WHAT TO WORK ON. Lines that contain "pain" are to be copied from the material, every one of them.

PROVIDED RECORDS.
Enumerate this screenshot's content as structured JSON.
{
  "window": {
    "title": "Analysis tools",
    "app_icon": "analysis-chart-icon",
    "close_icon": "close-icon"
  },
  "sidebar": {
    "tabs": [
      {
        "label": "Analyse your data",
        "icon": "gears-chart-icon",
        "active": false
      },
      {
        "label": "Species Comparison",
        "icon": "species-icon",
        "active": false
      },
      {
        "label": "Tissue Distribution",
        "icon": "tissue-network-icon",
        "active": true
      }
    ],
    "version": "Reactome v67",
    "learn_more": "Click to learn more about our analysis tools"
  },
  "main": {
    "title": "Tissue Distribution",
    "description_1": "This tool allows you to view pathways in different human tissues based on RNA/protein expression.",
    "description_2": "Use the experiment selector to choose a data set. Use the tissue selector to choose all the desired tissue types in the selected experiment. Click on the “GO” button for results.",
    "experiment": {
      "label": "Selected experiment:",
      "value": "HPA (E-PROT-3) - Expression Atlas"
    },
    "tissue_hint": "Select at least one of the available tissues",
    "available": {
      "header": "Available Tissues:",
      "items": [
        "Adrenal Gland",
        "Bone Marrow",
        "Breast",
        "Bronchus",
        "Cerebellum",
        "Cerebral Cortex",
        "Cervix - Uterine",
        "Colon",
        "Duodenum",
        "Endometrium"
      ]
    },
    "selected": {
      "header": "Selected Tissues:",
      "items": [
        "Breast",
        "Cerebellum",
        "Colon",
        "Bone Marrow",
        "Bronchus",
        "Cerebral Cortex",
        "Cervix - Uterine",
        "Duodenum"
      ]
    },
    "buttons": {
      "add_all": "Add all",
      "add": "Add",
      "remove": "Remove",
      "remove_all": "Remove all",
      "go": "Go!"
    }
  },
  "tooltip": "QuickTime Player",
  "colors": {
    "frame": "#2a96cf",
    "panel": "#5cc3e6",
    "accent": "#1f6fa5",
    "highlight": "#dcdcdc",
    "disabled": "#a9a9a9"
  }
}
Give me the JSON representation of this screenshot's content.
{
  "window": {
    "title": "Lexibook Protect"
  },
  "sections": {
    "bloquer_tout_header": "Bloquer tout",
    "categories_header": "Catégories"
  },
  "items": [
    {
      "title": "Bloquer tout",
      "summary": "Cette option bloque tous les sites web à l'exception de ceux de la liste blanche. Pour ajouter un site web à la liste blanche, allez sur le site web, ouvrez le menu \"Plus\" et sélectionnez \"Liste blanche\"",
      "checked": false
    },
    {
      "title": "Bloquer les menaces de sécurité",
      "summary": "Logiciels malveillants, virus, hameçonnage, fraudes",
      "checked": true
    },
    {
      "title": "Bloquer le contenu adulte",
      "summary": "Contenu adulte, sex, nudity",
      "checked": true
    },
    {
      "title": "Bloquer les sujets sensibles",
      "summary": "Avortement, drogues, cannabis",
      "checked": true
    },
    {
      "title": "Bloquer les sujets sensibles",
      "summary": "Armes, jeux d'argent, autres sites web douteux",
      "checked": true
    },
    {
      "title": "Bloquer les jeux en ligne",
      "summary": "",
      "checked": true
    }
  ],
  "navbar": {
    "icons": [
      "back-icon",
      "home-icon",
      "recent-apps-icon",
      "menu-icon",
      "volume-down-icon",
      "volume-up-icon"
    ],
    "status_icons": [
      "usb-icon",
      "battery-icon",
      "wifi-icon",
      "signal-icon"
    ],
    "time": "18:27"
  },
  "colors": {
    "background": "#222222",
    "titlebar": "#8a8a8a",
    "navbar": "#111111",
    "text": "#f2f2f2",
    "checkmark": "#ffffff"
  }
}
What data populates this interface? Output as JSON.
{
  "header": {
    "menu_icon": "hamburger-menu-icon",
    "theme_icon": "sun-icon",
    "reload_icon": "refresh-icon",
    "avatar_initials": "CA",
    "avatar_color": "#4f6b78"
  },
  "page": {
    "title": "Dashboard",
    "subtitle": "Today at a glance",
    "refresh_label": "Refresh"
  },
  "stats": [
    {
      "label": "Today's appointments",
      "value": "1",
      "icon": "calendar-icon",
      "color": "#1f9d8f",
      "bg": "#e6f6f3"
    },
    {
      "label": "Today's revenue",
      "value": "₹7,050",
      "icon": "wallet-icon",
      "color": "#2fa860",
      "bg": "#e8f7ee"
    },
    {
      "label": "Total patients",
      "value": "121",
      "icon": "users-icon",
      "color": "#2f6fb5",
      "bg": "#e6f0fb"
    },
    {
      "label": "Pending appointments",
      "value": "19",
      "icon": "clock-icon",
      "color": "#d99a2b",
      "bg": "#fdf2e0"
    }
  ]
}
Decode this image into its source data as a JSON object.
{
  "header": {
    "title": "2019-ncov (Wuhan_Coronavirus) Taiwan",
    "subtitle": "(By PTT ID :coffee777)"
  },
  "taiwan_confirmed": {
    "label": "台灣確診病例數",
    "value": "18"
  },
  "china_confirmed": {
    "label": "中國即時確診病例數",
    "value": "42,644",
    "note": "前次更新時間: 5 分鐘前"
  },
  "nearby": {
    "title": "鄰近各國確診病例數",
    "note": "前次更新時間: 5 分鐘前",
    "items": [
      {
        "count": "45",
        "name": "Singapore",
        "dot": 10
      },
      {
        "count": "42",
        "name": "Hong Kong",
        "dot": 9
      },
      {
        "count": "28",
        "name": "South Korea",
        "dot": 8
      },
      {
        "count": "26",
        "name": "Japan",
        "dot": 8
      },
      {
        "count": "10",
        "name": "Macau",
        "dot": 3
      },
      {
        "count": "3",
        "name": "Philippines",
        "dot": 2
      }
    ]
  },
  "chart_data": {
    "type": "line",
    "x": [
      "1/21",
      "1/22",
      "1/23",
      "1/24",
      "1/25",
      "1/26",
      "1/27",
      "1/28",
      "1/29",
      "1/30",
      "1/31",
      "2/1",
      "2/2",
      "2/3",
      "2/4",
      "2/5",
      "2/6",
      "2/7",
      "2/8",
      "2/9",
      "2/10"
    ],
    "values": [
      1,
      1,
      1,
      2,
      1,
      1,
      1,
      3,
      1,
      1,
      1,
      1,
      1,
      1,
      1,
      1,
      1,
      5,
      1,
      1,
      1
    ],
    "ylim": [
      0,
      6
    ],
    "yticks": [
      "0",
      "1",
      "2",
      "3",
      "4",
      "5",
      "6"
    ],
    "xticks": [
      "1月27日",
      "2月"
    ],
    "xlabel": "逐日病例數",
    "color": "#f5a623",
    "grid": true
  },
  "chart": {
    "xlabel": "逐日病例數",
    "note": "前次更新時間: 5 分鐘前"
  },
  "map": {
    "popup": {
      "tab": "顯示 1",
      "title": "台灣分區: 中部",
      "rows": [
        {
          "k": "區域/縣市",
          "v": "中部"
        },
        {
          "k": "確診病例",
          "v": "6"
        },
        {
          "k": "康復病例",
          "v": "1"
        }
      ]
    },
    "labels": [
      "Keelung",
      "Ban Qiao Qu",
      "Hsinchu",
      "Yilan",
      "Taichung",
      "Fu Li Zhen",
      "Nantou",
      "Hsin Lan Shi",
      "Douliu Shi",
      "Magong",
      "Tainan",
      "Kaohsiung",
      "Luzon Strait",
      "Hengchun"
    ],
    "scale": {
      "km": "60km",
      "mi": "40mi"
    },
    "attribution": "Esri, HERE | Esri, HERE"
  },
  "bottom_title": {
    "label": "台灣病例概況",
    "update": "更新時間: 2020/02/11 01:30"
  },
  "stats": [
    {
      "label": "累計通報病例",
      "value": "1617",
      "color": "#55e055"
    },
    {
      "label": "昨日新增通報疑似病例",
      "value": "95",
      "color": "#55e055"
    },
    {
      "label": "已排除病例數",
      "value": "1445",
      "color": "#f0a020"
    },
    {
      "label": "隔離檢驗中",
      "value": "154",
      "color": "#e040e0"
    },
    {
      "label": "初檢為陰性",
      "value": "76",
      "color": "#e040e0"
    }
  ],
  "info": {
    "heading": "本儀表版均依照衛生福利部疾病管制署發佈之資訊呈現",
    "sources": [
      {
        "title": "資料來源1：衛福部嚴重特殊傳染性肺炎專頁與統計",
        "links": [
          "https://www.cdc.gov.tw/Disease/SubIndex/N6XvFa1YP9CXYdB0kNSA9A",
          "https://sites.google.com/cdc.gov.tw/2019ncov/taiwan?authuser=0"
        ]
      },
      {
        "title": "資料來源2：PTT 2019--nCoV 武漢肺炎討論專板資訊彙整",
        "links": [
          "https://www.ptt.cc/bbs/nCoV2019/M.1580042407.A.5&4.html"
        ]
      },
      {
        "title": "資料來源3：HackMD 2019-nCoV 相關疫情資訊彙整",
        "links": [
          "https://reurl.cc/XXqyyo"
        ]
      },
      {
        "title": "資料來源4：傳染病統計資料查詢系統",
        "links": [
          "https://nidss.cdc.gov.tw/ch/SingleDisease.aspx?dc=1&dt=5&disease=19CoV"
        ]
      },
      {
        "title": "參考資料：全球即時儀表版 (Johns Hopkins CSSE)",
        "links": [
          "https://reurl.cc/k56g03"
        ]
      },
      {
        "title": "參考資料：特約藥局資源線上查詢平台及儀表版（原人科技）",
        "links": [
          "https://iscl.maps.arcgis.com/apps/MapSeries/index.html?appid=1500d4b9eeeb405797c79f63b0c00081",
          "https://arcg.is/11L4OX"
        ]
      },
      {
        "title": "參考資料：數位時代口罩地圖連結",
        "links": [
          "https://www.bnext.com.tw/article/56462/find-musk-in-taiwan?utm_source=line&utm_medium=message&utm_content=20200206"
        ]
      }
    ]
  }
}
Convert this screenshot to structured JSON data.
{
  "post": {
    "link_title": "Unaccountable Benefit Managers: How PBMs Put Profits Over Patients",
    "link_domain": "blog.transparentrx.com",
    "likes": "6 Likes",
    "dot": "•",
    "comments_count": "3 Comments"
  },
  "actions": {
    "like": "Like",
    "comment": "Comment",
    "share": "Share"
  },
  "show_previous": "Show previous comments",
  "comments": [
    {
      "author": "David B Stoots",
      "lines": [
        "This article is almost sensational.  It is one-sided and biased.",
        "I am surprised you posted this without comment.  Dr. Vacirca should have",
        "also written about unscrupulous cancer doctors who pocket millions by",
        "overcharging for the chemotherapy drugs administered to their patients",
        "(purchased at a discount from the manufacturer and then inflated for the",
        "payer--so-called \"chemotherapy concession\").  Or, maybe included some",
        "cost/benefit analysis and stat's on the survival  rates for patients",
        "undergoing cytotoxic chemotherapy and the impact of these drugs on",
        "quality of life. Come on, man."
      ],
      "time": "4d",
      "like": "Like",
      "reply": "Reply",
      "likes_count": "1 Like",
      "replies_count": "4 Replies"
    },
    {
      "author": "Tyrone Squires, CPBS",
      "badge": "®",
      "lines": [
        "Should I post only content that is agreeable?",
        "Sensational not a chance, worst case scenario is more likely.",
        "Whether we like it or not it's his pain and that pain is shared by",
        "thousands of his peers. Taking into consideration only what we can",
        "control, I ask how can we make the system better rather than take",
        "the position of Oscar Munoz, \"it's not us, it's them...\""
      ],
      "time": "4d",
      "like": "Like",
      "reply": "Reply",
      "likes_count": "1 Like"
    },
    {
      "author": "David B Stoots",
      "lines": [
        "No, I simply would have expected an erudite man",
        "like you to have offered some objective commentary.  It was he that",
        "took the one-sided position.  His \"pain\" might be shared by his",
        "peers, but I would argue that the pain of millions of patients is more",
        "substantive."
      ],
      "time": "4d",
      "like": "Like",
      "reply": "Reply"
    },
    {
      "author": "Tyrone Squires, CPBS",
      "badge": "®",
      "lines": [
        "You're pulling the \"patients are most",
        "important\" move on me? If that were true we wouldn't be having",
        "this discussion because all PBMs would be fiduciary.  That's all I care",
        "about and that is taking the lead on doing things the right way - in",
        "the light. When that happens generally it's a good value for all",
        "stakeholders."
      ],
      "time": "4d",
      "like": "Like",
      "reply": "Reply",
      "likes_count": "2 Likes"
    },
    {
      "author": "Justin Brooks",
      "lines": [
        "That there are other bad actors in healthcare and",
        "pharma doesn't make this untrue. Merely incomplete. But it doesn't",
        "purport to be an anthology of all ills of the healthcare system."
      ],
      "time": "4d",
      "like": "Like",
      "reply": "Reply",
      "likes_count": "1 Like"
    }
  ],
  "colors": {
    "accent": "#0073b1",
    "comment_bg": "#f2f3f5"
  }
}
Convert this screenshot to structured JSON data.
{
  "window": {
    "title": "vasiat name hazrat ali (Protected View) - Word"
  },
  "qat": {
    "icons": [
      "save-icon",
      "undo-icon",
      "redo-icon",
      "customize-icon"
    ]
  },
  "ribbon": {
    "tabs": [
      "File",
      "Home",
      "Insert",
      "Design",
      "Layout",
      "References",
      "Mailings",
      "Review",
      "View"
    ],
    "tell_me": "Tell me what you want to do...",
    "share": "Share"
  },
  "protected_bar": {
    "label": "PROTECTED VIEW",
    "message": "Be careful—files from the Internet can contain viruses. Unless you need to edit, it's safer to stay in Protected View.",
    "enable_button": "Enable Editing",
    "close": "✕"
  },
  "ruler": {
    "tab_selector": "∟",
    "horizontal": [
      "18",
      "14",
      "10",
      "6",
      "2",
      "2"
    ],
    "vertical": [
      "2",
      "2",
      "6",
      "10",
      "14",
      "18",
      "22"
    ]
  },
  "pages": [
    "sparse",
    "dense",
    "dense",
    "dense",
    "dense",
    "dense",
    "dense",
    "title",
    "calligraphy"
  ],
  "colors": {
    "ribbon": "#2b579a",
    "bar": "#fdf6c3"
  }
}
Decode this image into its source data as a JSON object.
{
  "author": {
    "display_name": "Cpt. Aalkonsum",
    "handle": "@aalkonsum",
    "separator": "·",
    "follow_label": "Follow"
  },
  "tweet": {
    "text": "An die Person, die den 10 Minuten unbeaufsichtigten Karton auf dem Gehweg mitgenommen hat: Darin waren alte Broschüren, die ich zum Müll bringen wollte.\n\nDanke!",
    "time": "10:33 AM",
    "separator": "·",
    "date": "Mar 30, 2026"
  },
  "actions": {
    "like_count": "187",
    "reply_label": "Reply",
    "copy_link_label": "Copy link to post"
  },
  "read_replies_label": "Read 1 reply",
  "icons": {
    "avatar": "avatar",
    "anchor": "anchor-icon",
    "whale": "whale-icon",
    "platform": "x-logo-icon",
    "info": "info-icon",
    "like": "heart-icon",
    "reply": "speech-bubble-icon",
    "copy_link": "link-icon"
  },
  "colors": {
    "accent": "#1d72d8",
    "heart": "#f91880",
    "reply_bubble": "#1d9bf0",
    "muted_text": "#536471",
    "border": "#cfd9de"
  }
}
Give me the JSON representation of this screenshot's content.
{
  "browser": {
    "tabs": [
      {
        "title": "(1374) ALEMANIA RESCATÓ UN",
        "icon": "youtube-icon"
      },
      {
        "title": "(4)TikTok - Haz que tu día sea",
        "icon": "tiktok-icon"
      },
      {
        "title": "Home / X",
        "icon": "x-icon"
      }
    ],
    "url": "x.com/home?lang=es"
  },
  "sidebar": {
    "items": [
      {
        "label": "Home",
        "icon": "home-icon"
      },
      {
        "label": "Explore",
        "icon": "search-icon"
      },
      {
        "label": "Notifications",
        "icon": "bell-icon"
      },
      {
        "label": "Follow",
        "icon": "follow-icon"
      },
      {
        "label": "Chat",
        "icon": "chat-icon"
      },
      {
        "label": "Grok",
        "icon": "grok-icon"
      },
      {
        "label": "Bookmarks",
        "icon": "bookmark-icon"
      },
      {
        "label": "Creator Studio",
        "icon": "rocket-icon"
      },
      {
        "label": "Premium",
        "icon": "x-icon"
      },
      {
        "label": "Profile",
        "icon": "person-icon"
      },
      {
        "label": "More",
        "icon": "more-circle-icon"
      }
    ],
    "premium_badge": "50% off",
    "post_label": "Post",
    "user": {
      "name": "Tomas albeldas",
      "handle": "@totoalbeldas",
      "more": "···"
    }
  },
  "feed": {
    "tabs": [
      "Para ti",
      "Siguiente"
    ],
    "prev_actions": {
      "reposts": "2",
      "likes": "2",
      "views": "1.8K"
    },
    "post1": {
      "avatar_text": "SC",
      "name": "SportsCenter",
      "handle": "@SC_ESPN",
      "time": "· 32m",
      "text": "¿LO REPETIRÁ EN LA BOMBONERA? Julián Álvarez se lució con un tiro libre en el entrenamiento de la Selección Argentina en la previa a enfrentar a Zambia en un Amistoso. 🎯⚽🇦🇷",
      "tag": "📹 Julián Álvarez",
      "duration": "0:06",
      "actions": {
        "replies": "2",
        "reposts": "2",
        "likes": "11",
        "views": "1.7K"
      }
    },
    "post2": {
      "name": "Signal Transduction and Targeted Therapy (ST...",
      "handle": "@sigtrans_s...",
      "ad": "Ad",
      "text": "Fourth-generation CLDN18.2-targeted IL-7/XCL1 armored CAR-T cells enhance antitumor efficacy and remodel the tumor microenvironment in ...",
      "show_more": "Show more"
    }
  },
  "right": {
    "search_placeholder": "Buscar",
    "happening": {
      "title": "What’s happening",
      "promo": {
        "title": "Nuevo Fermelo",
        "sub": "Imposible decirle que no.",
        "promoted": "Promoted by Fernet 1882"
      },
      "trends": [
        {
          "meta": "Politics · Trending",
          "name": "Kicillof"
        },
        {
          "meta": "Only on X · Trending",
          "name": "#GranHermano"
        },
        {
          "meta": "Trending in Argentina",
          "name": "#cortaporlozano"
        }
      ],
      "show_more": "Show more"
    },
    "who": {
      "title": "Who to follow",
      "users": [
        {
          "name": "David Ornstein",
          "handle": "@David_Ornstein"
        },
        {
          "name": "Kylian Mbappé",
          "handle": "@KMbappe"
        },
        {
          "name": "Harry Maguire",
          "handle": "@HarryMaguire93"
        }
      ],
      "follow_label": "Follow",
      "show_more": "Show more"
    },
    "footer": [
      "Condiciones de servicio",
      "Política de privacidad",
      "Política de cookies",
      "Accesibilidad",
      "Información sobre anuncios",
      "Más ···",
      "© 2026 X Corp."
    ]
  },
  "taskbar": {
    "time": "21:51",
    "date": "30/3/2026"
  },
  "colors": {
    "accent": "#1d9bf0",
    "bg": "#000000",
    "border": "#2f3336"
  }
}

EXERCISE RESPONSE.
        "Whether we like it or not it's his pain and that pain is shared by",
        "took the one-sided position.  His \"pain\" might be shared by his",
        "peers, but I would argue that the pain of millions of patients is more",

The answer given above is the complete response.